> [Set exercise]:
Copy down every line where the string "JSON" shows up.

(Data entries for graphics)
— BEGIN —
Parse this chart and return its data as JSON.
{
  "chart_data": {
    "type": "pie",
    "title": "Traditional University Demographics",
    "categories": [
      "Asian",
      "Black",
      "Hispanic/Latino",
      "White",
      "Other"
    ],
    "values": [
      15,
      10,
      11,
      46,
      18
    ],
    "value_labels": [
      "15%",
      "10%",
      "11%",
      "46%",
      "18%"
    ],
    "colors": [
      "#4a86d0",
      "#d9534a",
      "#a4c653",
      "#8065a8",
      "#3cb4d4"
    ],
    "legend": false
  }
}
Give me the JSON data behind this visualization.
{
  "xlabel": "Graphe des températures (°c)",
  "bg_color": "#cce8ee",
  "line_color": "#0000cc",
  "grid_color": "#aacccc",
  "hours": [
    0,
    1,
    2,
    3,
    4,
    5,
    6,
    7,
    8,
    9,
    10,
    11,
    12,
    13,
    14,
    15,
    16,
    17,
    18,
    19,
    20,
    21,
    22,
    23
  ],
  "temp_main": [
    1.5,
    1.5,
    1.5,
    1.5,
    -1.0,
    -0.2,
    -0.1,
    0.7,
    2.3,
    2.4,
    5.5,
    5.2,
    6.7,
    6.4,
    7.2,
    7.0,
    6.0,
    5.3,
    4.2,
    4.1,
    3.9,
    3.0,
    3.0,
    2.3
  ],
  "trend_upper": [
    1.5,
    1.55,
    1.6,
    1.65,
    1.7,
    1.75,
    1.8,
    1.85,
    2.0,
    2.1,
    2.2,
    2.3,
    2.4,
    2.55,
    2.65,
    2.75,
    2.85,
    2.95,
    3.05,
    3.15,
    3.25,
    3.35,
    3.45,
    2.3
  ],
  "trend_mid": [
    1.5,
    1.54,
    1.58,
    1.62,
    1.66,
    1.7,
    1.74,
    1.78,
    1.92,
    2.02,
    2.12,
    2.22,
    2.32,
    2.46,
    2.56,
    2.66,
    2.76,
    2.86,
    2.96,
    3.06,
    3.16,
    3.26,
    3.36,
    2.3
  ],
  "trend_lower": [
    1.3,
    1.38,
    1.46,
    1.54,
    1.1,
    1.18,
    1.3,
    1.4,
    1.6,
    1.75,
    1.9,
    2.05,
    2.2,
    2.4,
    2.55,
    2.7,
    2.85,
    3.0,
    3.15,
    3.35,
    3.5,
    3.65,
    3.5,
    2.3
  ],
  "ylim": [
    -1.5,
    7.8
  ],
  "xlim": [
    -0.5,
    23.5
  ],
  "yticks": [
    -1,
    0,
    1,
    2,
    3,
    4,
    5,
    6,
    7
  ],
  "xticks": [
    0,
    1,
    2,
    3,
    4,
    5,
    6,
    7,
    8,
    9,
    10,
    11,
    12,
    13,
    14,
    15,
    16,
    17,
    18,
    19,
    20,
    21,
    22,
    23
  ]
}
— END —
> [Task result]:
Parse this chart and return its data as JSON.
Give me the JSON data behind this visualization.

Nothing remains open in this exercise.